**The input**
########

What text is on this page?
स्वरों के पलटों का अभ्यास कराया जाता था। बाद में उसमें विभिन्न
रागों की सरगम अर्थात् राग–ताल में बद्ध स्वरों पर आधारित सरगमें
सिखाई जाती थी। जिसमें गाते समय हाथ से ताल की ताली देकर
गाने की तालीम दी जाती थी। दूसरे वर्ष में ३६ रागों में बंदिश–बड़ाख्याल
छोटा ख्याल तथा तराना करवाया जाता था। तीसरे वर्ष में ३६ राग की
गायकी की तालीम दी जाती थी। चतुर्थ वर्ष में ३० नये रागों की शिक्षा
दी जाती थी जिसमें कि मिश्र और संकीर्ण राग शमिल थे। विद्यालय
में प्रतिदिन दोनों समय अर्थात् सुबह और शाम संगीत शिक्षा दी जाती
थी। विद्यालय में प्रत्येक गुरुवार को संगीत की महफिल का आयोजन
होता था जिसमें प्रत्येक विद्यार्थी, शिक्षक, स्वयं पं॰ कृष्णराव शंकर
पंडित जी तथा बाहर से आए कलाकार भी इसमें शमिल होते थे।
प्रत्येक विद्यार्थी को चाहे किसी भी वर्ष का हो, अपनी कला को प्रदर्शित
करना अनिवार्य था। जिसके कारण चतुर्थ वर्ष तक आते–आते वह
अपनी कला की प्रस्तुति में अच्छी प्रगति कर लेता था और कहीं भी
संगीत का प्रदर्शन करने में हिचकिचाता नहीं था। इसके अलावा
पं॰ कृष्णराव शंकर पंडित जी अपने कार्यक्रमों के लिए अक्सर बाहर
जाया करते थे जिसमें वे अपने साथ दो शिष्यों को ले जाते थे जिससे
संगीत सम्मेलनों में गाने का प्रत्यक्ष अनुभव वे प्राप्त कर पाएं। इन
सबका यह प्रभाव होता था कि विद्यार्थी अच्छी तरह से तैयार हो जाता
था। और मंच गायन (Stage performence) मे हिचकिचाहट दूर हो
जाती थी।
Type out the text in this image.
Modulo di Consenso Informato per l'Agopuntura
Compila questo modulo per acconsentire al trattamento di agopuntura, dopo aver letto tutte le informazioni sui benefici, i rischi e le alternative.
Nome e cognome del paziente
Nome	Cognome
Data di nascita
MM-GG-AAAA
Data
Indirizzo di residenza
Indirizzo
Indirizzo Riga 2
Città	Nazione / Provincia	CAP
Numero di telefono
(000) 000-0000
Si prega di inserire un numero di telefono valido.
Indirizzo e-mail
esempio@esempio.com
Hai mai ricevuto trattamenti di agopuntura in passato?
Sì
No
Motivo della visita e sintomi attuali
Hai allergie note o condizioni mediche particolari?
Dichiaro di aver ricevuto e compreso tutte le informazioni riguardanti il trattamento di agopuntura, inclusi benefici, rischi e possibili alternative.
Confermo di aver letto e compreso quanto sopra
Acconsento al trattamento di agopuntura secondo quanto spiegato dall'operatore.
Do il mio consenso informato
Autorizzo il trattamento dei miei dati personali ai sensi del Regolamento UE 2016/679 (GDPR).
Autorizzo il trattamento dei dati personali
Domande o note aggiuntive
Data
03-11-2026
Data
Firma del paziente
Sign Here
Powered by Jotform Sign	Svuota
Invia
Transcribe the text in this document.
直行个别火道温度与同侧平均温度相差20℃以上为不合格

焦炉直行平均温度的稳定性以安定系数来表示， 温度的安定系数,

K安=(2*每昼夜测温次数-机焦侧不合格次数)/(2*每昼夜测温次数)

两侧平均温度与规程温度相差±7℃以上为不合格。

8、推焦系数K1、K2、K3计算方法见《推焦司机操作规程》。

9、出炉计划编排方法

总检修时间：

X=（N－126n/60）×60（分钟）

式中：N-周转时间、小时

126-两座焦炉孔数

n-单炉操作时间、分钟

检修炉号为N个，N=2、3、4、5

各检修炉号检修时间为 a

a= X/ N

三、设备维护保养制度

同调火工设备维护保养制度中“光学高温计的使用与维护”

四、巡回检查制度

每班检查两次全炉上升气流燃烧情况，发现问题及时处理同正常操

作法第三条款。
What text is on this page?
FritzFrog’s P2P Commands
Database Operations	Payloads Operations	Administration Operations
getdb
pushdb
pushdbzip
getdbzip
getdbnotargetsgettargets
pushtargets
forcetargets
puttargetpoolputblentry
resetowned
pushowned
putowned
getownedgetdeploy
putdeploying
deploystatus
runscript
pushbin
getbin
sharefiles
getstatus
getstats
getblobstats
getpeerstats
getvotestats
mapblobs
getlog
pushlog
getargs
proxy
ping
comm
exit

########

Find the lines above that include the string "personali" and copy them.

**Correct response**
Autorizzo il trattamento dei miei dati personali ai sensi del Regolamento UE 2016/679 (GDPR).
Autorizzo il trattamento dei dati personali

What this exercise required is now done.